***** Information given *****

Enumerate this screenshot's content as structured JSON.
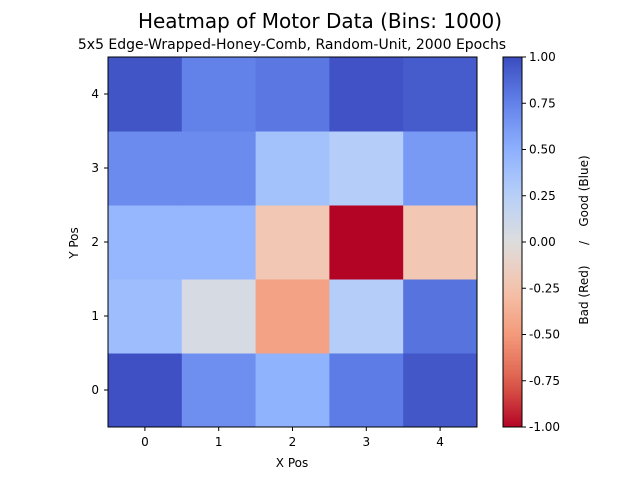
{
  "chart_data": {
    "type": "heatmap",
    "title": "Heatmap of Motor Data (Bins: 1000)",
    "subtitle": "5x5 Edge-Wrapped-Honey-Comb, Random-Unit, 2000 Epochs",
    "xlabel": "X Pos",
    "ylabel": "Y Pos",
    "x_categories": [
      "0",
      "1",
      "2",
      "3",
      "4"
    ],
    "y_categories": [
      "0",
      "1",
      "2",
      "3",
      "4"
    ],
    "colorscale": "coolwarm",
    "colorscale_reversed": true,
    "clim": [
      -1.0,
      1.0
    ],
    "colorbar_ticks": [
      "-1.00",
      "-0.75",
      "-0.50",
      "-0.25",
      "0.00",
      "0.25",
      "0.50",
      "0.75",
      "1.00"
    ],
    "colorbar_label_parts": [
      "Bad (Red)",
      "/",
      "Good (Blue)"
    ],
    "values_by_row_y": [
      [
        0.98,
        0.68,
        0.48,
        0.78,
        0.95
      ],
      [
        0.4,
        0.05,
        -0.45,
        0.27,
        0.82
      ],
      [
        0.45,
        0.45,
        -0.22,
        -1.0,
        -0.22
      ],
      [
        0.7,
        0.7,
        0.37,
        0.27,
        0.62
      ],
      [
        0.96,
        0.75,
        0.8,
        0.97,
        0.93
      ]
    ]
  }
}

*****

Quote the data exactly, leaving every image out of the copy.

Enumerate this screenshot's content as structured JSON.
{
  "chart_data": {
    "type": "heatmap",
    "title": "Heatmap of Motor Data (Bins: 1000)",
    "subtitle": "5x5 Edge-Wrapped-Honey-Comb, Random-Unit, 2000 Epochs",
    "xlabel": "X Pos",
    "ylabel": "Y Pos",
    "x_categories": [
      "0",
      "1",
      "2",
      "3",
      "4"
    ],
    "y_categories": [
      "0",
      "1",
      "2",
      "3",
      "4"
    ],
    "colorscale": "coolwarm",
    "colorscale_reversed": true,
    "clim": [
      -1.0,
      1.0
    ],
    "colorbar_ticks": [
      "-1.00",
      "-0.75",
      "-0.50",
      "-0.25",
      "0.00",
      "0.25",
      "0.50",
      "0.75",
      "1.00"
    ],
    "colorbar_label_parts": [
      "Bad (Red)",
      "/",
      "Good (Blue)"
    ],
    "values_by_row_y": [
      [
        0.98,
        0.68,
        0.48,
        0.78,
        0.95
      ],
      [
        0.4,
        0.05,
        -0.45,
        0.27,
        0.82
      ],
      [
        0.45,
        0.45,
        -0.22,
        -1.0,
        -0.22
      ],
      [
        0.7,
        0.7,
        0.37,
        0.27,
        0.62
      ],
      [
        0.96,
        0.75,
        0.8,
        0.97,
        0.93
      ]
    ]
  }
}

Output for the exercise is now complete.